* BEGIN Data for processing *
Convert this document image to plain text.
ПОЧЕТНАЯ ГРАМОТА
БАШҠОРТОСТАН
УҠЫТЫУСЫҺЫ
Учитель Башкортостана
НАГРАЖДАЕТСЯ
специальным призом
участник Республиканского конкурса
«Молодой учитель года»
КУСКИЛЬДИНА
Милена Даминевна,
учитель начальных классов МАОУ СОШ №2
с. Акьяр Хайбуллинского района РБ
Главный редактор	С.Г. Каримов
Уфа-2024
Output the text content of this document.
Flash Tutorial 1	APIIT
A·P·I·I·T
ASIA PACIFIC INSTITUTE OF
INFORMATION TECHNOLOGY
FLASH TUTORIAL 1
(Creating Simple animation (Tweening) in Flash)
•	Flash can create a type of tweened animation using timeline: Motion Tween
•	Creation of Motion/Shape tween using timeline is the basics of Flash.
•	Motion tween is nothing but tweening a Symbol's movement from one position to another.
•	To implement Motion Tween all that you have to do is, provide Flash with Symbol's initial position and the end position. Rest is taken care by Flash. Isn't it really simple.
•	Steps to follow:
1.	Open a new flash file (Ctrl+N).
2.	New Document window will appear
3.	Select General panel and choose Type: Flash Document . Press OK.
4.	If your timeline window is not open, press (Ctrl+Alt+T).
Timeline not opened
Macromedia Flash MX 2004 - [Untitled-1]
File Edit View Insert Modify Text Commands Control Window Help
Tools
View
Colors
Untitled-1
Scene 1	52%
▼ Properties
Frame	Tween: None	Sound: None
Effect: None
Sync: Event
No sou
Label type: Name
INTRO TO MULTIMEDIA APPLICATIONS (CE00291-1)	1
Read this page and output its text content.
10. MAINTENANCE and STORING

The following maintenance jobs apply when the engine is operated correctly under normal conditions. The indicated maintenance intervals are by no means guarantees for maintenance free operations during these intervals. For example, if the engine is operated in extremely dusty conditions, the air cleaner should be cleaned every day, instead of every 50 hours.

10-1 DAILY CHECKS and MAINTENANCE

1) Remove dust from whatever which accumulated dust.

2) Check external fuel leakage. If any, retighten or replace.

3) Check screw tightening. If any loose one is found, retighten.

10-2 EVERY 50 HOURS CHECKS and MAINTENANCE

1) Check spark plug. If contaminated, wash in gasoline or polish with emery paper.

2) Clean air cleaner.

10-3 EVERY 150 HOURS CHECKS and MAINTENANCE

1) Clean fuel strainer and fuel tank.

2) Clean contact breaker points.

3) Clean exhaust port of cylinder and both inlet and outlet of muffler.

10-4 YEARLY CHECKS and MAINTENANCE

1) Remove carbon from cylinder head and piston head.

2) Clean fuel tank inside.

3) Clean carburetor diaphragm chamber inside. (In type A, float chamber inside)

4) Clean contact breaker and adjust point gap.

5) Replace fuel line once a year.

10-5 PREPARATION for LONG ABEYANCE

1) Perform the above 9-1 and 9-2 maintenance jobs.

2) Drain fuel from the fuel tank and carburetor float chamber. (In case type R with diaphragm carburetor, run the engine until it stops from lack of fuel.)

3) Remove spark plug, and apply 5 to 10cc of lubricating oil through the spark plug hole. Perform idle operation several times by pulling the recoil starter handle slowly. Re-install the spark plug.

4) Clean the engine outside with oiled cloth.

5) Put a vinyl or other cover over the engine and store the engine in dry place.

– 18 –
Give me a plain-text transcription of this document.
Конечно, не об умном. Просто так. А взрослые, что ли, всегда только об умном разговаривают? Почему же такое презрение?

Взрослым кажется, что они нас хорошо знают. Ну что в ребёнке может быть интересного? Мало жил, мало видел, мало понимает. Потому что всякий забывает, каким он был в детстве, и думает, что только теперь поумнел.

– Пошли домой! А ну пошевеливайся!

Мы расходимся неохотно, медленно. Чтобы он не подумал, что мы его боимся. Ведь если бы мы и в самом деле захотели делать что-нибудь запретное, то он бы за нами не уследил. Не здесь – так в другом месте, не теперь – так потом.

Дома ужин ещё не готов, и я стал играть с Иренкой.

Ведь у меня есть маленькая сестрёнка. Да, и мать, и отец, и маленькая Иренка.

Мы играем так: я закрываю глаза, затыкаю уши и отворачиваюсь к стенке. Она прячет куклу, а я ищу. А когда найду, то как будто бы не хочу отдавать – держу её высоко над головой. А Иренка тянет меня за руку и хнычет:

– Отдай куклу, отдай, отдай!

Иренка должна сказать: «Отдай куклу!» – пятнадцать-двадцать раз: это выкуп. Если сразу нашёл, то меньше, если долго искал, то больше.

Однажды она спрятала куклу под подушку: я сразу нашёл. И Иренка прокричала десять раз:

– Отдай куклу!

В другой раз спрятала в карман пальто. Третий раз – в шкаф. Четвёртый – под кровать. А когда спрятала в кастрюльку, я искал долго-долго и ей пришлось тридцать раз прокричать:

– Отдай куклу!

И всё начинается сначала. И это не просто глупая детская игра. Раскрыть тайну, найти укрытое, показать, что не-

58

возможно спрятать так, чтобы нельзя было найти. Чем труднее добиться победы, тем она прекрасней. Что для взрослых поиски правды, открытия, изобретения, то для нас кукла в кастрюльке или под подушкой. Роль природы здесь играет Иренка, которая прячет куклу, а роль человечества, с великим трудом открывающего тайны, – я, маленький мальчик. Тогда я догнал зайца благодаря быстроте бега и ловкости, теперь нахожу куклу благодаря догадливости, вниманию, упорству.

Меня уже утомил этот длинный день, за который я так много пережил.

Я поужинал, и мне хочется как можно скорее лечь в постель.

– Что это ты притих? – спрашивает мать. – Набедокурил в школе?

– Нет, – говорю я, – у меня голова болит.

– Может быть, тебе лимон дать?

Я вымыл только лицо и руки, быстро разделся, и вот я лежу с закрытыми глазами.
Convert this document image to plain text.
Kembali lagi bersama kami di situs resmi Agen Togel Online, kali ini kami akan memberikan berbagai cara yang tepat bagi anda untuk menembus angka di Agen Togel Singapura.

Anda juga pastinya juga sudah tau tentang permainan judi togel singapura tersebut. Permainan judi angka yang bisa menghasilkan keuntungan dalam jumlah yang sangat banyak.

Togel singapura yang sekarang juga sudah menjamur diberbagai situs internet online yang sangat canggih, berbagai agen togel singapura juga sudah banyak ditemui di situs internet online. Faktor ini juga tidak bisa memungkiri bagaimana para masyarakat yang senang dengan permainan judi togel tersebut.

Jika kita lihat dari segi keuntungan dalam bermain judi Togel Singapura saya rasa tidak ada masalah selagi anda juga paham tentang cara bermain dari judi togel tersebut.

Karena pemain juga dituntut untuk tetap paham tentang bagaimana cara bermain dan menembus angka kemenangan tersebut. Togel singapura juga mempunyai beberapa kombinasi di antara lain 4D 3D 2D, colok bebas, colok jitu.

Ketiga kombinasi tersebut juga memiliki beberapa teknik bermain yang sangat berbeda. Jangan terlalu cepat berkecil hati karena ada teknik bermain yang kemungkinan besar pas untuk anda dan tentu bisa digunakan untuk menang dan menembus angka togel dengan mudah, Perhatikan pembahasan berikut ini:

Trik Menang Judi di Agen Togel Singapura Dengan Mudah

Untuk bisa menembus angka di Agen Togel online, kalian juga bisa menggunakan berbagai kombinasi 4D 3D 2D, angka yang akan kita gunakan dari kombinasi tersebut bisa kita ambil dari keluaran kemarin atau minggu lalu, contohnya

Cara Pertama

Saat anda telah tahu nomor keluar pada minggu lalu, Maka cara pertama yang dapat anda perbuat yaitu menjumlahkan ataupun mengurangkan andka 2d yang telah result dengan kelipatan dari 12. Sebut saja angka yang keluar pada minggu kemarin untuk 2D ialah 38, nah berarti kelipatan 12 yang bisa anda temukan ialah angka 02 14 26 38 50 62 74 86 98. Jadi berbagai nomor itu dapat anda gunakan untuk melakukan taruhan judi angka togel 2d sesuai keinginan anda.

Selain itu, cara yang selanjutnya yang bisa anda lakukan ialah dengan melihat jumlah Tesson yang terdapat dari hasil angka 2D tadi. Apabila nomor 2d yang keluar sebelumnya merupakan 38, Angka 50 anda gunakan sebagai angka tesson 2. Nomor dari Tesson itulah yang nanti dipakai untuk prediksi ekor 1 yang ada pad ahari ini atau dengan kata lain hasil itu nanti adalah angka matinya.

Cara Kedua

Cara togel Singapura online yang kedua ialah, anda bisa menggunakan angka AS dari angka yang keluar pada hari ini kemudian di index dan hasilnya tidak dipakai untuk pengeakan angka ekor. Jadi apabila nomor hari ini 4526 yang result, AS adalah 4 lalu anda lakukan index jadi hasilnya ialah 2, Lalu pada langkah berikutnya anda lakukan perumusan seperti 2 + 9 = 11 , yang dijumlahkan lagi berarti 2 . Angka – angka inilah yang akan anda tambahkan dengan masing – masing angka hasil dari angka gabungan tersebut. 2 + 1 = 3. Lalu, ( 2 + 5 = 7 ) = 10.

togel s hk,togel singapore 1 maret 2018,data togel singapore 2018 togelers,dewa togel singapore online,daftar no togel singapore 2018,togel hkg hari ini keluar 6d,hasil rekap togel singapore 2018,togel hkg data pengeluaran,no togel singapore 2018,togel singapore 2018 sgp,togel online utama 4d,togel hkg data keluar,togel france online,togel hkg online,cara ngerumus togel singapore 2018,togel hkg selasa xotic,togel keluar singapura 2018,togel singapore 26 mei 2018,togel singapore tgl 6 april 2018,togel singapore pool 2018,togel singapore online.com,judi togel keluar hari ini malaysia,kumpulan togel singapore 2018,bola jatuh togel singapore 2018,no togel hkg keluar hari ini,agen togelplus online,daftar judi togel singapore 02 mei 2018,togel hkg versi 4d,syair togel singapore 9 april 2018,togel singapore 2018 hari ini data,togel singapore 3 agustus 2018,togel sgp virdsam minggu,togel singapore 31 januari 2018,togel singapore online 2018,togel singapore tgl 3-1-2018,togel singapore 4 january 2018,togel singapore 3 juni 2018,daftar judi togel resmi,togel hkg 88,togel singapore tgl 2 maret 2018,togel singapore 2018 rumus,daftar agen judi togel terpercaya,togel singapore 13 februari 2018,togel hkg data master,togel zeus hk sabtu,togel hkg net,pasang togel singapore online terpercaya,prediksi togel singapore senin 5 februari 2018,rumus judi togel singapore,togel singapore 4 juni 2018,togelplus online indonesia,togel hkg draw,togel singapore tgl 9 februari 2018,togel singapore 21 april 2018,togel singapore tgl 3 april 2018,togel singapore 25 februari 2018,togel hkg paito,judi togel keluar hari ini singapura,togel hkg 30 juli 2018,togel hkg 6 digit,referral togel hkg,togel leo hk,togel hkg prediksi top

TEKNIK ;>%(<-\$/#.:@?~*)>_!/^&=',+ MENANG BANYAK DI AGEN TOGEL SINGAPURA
* END Data for processing *
* **Problem requirements**:
Search the material above for "Ctrl". Pull out each line where it shows up.

* **Solution to this problem**:
1.	Open a new flash file (Ctrl+N).
4.	If your timeline window is not open, press (Ctrl+Alt+T).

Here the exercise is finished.